§ Given passage:
3) Dragons who get Int increases from other sources (be it wishes, fishes or leveling up) they do Not get retroactive skill points for those class levels, Nor for their Dragon Hit Dice.Racial Hit Dice do not give +1 ability score adjustments for hitting a multiple of 4. Only character class levels do that. However, when calculating whether you gain the +1 from a class level, you do count RHD to see if the total is a multiple of 4.

Dragon retroactive skill points apply only to Dragon RHD, not to class levels. They do get retroactive skill points if their Int increases due to gaining a class level, but the retroactive skill points still only apply to Draagon RHD. A Dragon with 6 RHD and 2 class levels gains a +1 to an ability, if this is applied to Int and increases the modifier, he'd gain 6 retroactive skill points from his RHD that apply to his dragon class skills in addition to the normal class skills for that level. Misread the rule. Retroactive skill points are only added when advancing age categories, but Int increases from other sources should still stack at the point when retroactive points are calculated due to being based on its new Int score.

Petrukio
2017-04-21, 03:05 PM
Retroactive skill points is not the standard rule.

The poster may be confusing it with Pathfinder, where this is, indeed, the standard rules. Increase intelligence, gain extra retroactive skill points. This only applies to actual gained Intelligence, though, not anything you get that boosts Intelligence like the Headband of Vast Intelligence.

Segev
2017-04-21, 03:06 PM
The poster may be confusing it with Pathfinder, where this is, indeed, the standard rules. Increase intelligence, gain extra retroactive skill points. This only applies to actual gained Intelligence, though, not anything you get that boosts Intelligence like the Headband of Vast Intelligence.

§ Supplied entries:
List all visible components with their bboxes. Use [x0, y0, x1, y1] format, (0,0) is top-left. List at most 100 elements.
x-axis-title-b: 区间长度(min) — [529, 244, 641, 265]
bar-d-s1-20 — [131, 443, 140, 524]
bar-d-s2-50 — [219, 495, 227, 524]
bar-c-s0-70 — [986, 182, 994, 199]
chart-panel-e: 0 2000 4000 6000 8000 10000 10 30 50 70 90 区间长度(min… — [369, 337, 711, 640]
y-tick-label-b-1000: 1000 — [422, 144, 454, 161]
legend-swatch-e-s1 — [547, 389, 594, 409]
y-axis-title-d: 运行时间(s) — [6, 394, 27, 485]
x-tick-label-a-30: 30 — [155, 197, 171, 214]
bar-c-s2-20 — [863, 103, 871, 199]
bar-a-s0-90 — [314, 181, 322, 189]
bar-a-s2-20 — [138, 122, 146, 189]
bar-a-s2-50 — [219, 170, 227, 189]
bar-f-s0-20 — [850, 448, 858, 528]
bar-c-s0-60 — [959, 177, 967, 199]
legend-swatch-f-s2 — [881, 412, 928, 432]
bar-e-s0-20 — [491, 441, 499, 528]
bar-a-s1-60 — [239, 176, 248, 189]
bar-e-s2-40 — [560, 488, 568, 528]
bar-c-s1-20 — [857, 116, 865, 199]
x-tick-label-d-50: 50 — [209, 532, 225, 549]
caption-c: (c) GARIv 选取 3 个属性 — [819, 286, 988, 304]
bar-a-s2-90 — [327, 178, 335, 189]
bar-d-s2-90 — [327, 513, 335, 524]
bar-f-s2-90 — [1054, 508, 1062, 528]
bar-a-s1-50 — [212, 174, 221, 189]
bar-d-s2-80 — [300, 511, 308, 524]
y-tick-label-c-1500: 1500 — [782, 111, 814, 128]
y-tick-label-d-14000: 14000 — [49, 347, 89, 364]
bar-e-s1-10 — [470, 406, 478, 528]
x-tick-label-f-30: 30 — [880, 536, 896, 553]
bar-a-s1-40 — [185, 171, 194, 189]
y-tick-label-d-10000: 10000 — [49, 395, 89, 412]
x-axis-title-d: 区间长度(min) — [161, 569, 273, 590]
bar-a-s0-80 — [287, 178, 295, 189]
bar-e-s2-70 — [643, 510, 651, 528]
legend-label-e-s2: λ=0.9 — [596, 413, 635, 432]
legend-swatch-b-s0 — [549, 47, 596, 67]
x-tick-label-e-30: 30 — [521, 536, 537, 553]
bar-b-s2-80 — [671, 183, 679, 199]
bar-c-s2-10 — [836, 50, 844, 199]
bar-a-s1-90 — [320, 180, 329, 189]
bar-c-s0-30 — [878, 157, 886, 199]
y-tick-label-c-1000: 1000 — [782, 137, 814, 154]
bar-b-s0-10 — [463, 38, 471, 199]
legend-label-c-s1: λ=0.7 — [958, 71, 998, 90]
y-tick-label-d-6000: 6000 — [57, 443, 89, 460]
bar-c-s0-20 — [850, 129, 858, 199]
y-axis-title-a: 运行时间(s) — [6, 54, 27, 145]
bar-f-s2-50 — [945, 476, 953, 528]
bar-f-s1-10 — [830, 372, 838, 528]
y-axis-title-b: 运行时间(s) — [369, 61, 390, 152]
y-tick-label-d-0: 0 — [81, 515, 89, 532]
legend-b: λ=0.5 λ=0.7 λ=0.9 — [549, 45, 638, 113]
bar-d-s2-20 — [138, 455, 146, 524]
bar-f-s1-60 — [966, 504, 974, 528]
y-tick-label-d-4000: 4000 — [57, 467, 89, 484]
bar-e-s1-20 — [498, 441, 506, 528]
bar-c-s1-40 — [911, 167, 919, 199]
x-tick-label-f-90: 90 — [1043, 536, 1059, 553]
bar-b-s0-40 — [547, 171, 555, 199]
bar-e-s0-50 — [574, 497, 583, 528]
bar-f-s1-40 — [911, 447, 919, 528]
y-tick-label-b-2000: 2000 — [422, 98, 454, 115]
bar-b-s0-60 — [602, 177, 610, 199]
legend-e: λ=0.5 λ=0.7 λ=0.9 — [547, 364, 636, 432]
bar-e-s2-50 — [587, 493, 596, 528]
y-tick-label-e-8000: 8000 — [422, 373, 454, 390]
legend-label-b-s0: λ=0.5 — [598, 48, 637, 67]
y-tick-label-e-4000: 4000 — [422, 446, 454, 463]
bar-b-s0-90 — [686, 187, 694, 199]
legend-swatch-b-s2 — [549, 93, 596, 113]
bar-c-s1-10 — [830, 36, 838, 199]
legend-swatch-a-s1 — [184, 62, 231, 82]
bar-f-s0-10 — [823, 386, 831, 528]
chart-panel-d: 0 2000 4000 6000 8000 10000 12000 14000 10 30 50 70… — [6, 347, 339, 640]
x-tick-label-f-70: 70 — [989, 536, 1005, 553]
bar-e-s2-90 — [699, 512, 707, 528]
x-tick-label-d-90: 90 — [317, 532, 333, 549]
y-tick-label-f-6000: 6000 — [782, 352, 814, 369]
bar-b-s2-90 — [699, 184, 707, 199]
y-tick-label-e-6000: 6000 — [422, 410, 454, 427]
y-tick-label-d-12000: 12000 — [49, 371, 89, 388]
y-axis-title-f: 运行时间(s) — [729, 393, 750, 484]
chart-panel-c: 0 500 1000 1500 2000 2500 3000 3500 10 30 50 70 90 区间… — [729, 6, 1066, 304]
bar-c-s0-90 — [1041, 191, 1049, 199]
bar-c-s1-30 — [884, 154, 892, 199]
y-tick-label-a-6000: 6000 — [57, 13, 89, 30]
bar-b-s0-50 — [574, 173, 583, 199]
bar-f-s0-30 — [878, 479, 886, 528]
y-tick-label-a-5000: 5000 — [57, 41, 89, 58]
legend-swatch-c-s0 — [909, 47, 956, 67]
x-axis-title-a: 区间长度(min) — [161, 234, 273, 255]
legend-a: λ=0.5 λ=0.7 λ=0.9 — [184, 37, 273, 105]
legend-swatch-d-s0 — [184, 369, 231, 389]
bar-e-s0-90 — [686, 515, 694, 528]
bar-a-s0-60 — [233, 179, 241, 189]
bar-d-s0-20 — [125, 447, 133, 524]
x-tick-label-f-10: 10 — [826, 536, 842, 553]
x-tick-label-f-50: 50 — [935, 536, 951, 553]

§ Questions to answer:
1 > From the first sentence of the dragon skill points discussion, list the sources of Int increases it gives as examples.
2 > Pick up the dragon skill points discussion after its last sentence and keep it going.

§ Answers to the problems:
1 > wishes, fishes, leveling up

2 >
Though such headbands each come with a skill that they grant you phantom ranks in equal to your level as long as you wear it.

Rizban
2017-04-21, 03:18 PM
The poster may be confusing it with Pathfinder, where this is, indeed, the standard rules. Increase intelligence, gain extra retroactive skill points. This only applies to actual gained Intelligence, though, not anything you get that boosts Intelligence like the Headband of Vast Intelligence.True, but Draconomicon is 3.5, not PF. So, you have to take the rule in the context of the system it's from. :smalltongue:

Sagetim
2017-04-21, 03:58 PM
*snip*

Racial Hit Dice do not give +1 ability score adjustments for hitting a multiple of 4. Only character class levels do that. However, when calculating whether you gain the +1 from a class level, you do count RHD to see if the total is a multiple of 4.

*snip*

Thank you for making that point, to amend my list then:
1) Dragons get Dragon Hit Dice for aging, and get free ability score increases as they move up in age categories. When their Int goes up from these, they get retroactive skill points for their Dragon Hit Dice.
2) Dragon Hit Dice have their own class skills, and the retroactive skill points must be spent with respect to those.
3) Dragons who get Int increases from other sources (be it wishes, fishes or leveling up) they do Not get retroactive skill points for those class levels.
4) Racial Hit Dice on their own do not give an ability score increase per 4 levels. If the character or creature in question has class levels, Then Racial Hit dice are counted with class levels to gain Ability Score Increases on a 1 per 4 basis.
5) If ability score increases are spent on intelligence, even if they are from a majority of Dragon Hit Dice, they do not provide Retroactive Skill Points. The only thing that gives Retroactive Skill points are Int increases from Dragon Age Category Advancement and they only provide them to Dragon Hit Dice.

yeah?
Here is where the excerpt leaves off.